Goal of the exercise: Retype each record below word for word. Leave the pictures out.

[Data tied to figure images]
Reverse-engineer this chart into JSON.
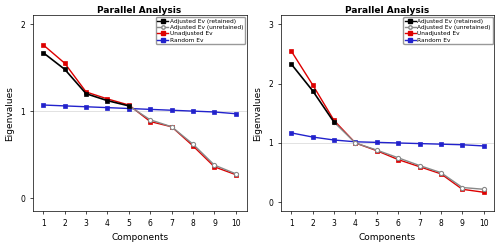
{
  "title": "Parallel Analysis",
  "xlabel": "Components",
  "ylabel": "Eigenvalues",
  "left": {
    "ylim": [
      -0.15,
      2.1
    ],
    "yticks": [
      0,
      1,
      2
    ],
    "components": [
      1,
      2,
      3,
      4,
      5,
      6,
      7,
      8,
      9,
      10
    ],
    "adj_retained": [
      1.67,
      1.48,
      1.2,
      1.12,
      1.06,
      0.9,
      0.82,
      0.62,
      0.38,
      0.28
    ],
    "unadjusted": [
      1.76,
      1.55,
      1.22,
      1.14,
      1.07,
      0.88,
      0.82,
      0.6,
      0.36,
      0.27
    ],
    "random": [
      1.07,
      1.06,
      1.05,
      1.04,
      1.03,
      1.02,
      1.01,
      1.0,
      0.99,
      0.97
    ],
    "retained_cutoff": 5
  },
  "right": {
    "ylim": [
      -0.15,
      3.15
    ],
    "yticks": [
      0,
      1,
      2,
      3
    ],
    "components": [
      1,
      2,
      3,
      4,
      5,
      6,
      7,
      8,
      9,
      10
    ],
    "adj_retained": [
      2.33,
      1.88,
      1.35,
      1.0,
      0.88,
      0.75,
      0.62,
      0.5,
      0.25,
      0.22
    ],
    "unadjusted": [
      2.55,
      1.98,
      1.38,
      1.0,
      0.87,
      0.72,
      0.6,
      0.48,
      0.22,
      0.17
    ],
    "random": [
      1.17,
      1.1,
      1.05,
      1.02,
      1.01,
      1.0,
      0.99,
      0.98,
      0.97,
      0.95
    ],
    "retained_cutoff": 3
  },
  "color_retained": "#000000",
  "color_unretained": "#888888",
  "color_unadjusted": "#dd0000",
  "color_random": "#2222cc",
  "bg_color": "#ffffff",
  "legend_labels": [
    "Adjusted Ev (retained)",
    "Adjusted Ev (unretained)",
    "Unadjusted Ev",
    "Random Ev"
  ]
}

Answer:
Reverse-engineer this chart into JSON.
{
  "title": "Parallel Analysis",
  "xlabel": "Components",
  "ylabel": "Eigenvalues",
  "left": {
    "ylim": [
      -0.15,
      2.1
    ],
    "yticks": [
      0,
      1,
      2
    ],
    "components": [
      1,
      2,
      3,
      4,
      5,
      6,
      7,
      8,
      9,
      10
    ],
    "adj_retained": [
      1.67,
      1.48,
      1.2,
      1.12,
      1.06,
      0.9,
      0.82,
      0.62,
      0.38,
      0.28
    ],
    "unadjusted": [
      1.76,
      1.55,
      1.22,
      1.14,
      1.07,
      0.88,
      0.82,
      0.6,
      0.36,
      0.27
    ],
    "random": [
      1.07,
      1.06,
      1.05,
      1.04,
      1.03,
      1.02,
      1.01,
      1.0,
      0.99,
      0.97
    ],
    "retained_cutoff": 5
  },
  "right": {
    "ylim": [
      -0.15,
      3.15
    ],
    "yticks": [
      0,
      1,
      2,
      3
    ],
    "components": [
      1,
      2,
      3,
      4,
      5,
      6,
      7,
      8,
      9,
      10
    ],
    "adj_retained": [
      2.33,
      1.88,
      1.35,
      1.0,
      0.88,
      0.75,
      0.62,
      0.5,
      0.25,
      0.22
    ],
    "unadjusted": [
      2.55,
      1.98,
      1.38,
      1.0,
      0.87,
      0.72,
      0.6,
      0.48,
      0.22,
      0.17
    ],
    "random": [
      1.17,
      1.1,
      1.05,
      1.02,
      1.01,
      1.0,
      0.99,
      0.98,
      0.97,
      0.95
    ],
    "retained_cutoff": 3
  },
  "color_retained": "#000000",
  "color_unretained": "#888888",
  "color_unadjusted": "#dd0000",
  "color_random": "#2222cc",
  "bg_color": "#ffffff",
  "legend_labels": [
    "Adjusted Ev (retained)",
    "Adjusted Ev (unretained)",
    "Unadjusted Ev",
    "Random Ev"
  ]
}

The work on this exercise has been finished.